▸ **Written exercise**: Tally the lines that include the word "level" and reply with nothing but the total.

▸ **Extracted information**:
───

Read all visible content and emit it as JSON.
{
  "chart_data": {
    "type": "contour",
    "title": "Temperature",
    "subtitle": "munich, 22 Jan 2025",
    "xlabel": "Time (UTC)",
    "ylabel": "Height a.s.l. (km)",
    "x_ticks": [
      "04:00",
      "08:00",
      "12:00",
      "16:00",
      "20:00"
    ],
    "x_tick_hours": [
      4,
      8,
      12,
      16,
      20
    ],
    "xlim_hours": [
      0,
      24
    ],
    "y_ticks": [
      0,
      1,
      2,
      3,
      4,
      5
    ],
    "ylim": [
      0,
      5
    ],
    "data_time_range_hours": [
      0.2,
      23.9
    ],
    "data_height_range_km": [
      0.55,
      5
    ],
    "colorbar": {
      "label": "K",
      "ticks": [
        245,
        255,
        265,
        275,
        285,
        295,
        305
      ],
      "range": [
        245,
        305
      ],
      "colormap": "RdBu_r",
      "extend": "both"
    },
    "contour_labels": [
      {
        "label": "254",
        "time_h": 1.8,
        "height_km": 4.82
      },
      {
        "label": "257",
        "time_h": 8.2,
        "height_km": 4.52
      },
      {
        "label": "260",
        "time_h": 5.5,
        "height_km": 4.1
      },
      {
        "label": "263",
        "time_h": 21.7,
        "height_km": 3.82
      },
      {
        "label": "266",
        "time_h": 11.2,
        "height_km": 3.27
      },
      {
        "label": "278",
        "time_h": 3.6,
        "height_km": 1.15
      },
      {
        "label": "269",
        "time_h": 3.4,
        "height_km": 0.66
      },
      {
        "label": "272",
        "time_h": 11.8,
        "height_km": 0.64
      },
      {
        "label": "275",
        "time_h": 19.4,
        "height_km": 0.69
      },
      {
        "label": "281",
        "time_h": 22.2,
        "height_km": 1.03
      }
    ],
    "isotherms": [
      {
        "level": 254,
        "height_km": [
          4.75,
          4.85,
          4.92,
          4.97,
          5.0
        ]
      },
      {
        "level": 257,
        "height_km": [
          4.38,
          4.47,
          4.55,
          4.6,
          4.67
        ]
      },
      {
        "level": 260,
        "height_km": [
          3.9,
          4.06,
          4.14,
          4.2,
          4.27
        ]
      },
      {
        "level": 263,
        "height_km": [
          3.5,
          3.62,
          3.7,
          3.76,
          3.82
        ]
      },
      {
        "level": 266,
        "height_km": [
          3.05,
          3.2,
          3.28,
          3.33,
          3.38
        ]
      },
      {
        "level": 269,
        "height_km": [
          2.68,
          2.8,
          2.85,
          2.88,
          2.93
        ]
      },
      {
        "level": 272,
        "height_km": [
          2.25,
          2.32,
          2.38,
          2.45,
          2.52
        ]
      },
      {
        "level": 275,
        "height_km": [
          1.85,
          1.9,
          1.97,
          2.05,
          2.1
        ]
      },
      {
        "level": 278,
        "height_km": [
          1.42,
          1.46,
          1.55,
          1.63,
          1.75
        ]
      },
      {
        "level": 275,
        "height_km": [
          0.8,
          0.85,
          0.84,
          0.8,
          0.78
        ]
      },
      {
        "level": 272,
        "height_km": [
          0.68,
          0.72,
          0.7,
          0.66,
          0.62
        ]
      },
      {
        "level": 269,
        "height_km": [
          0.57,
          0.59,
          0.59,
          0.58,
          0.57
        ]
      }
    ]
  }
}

───

▸ **Correct output**: 12